Exercise inputs:

-- BEGIN --

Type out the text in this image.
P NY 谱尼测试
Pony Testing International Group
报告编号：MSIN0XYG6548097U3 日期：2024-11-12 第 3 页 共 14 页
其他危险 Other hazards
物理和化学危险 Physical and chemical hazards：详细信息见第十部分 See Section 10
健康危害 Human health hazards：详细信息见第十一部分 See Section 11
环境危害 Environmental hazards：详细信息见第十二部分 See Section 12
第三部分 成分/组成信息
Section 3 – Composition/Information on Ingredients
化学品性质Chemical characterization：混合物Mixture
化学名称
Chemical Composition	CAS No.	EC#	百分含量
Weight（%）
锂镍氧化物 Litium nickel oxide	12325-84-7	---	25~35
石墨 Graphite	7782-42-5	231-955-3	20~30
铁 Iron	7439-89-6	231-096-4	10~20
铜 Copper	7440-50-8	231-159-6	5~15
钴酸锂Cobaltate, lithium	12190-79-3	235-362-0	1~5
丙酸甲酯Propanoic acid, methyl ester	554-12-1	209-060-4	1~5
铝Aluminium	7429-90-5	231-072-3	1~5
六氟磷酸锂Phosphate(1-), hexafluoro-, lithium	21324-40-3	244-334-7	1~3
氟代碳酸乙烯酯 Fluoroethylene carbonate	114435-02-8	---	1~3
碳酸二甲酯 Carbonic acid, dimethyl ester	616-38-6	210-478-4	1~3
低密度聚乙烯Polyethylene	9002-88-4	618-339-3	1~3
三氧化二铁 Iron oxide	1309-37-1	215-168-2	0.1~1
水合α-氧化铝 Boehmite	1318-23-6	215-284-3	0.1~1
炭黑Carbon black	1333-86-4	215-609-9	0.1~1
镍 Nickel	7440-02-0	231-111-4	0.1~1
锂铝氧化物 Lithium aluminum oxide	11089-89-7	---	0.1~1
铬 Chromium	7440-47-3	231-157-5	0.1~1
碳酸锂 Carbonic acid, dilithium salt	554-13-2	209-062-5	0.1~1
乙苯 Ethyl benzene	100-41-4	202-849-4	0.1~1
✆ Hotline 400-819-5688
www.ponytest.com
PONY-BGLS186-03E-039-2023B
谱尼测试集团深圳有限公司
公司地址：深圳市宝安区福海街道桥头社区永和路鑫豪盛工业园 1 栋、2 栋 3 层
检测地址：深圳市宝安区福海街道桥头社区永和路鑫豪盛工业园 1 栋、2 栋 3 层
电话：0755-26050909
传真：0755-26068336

-- END --

Work required: Go through the material above and count the lines that include "oxide". Give the number alone.

Exercise response: 3